* **Supplied data**:

--- START ---

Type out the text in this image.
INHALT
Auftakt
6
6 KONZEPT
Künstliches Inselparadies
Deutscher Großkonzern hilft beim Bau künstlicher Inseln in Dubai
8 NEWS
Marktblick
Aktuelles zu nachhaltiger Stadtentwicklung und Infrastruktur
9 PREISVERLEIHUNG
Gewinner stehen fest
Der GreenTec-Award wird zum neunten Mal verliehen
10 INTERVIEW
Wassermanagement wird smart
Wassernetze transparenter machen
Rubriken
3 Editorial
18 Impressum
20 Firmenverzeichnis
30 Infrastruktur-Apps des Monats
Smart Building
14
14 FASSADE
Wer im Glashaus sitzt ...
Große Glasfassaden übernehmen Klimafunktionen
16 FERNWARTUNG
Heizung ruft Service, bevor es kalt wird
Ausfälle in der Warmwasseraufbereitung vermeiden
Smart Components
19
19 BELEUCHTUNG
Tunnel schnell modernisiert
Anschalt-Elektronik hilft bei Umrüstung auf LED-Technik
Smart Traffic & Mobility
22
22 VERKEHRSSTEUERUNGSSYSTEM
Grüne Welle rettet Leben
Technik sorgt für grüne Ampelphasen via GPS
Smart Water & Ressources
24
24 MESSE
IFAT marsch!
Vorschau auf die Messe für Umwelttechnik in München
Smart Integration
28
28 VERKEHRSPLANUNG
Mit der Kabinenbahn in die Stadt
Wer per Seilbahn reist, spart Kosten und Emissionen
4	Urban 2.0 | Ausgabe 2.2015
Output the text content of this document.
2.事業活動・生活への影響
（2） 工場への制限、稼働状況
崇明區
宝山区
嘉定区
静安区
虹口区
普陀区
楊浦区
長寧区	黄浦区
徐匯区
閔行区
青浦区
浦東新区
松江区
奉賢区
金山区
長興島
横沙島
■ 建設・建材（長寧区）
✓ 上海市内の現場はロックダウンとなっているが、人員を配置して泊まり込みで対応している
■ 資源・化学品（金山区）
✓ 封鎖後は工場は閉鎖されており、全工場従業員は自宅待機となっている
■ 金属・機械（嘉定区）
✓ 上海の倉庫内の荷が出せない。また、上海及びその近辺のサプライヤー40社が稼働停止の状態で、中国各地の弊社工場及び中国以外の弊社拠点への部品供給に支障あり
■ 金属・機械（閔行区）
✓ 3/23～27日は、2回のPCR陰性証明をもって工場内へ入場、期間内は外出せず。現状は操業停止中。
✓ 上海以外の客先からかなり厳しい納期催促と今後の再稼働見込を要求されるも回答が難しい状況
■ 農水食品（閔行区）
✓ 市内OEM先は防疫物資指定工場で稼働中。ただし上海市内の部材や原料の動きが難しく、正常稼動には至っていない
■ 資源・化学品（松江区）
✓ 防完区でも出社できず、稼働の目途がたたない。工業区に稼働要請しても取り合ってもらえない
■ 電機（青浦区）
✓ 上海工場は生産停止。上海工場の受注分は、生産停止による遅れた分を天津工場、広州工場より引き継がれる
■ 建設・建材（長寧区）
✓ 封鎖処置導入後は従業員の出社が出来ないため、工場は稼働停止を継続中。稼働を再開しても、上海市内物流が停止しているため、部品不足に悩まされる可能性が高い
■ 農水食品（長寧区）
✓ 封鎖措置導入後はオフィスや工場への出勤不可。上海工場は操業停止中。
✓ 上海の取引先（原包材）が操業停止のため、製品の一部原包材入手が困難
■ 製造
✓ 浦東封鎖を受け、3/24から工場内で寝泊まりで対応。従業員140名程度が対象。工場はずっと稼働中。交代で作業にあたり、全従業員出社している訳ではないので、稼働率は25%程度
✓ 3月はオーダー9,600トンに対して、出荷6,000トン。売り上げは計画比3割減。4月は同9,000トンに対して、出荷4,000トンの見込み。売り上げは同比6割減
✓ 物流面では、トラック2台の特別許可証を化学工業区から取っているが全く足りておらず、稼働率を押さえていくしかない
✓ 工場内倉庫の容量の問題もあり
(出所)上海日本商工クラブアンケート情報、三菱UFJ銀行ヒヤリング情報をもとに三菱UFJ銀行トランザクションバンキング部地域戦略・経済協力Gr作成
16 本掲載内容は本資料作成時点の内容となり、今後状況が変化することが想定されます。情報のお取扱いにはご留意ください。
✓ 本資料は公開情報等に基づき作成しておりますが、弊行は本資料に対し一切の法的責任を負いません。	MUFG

--- END ---

* **Prompt**: Scan the listing above. Gather each line that contains the word "Infrastruktur".

* **Response to the task**:
Aktuelles zu nachhaltiger Stadtentwicklung und Infrastruktur
30 Infrastruktur-Apps des Monats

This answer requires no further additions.